Instructions to follow -> An exact transcription of each entry below is required, without any pictures.

Records ->
* * *
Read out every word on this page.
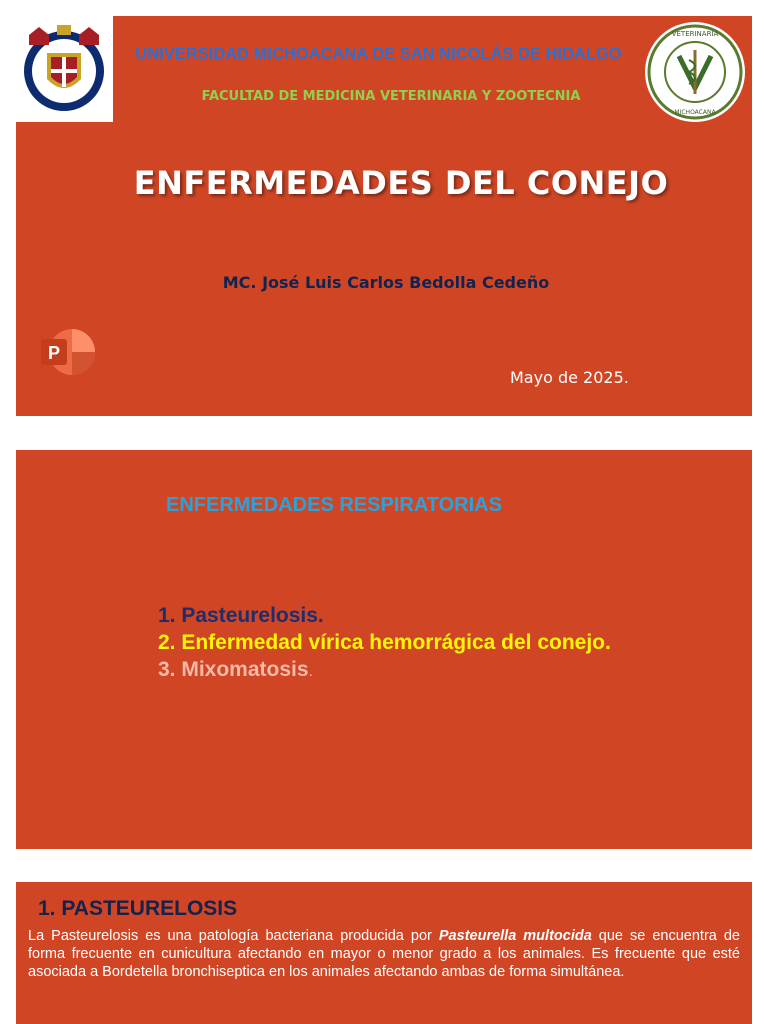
UNIVERSIDAD MICHOACANA DE SAN NICOLÁS DE HIDALGO
FACULTAD DE MEDICINA VETERINARIA Y ZOOTECNIA
VETERINARIA
MICHOACANA
ENFERMEDADES DEL CONEJO
MC. José Luis Carlos Bedolla Cedeño
P
Mayo de 2025.
ENFERMEDADES RESPIRATORIAS
1. Pasteurelosis.
2. Enfermedad vírica hemorrágica del conejo.
3. Mixomatosis.
1. PASTEURELOSIS
La Pasteurelosis es una patología bacteriana producida por Pasteurella multocida que se encuentra de forma frecuente en cunicultura afectando en mayor o menor grado a los animales. Es frecuente que esté asociada a Bordetella bronchiseptica en los animales afectando ambas de forma simultánea.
* * *
Solved exercise ->
Read out every word on this page.
UNIVERSIDAD MICHOACANA DE SAN NICOLÁS DE HIDALGO
FACULTAD DE MEDICINA VETERINARIA Y ZOOTECNIA
VETERINARIA
MICHOACANA
ENFERMEDADES DEL CONEJO
MC. José Luis Carlos Bedolla Cedeño
P
Mayo de 2025.
ENFERMEDADES RESPIRATORIAS
1. Pasteurelosis.
2. Enfermedad vírica hemorrágica del conejo.
3. Mixomatosis.
1. PASTEURELOSIS
La Pasteurelosis es una patología bacteriana producida por Pasteurella multocida que se encuentra de forma frecuente en cunicultura afectando en mayor o menor grado a los animales. Es frecuente que esté asociada a Bordetella bronchiseptica en los animales afectando ambas de forma simultánea.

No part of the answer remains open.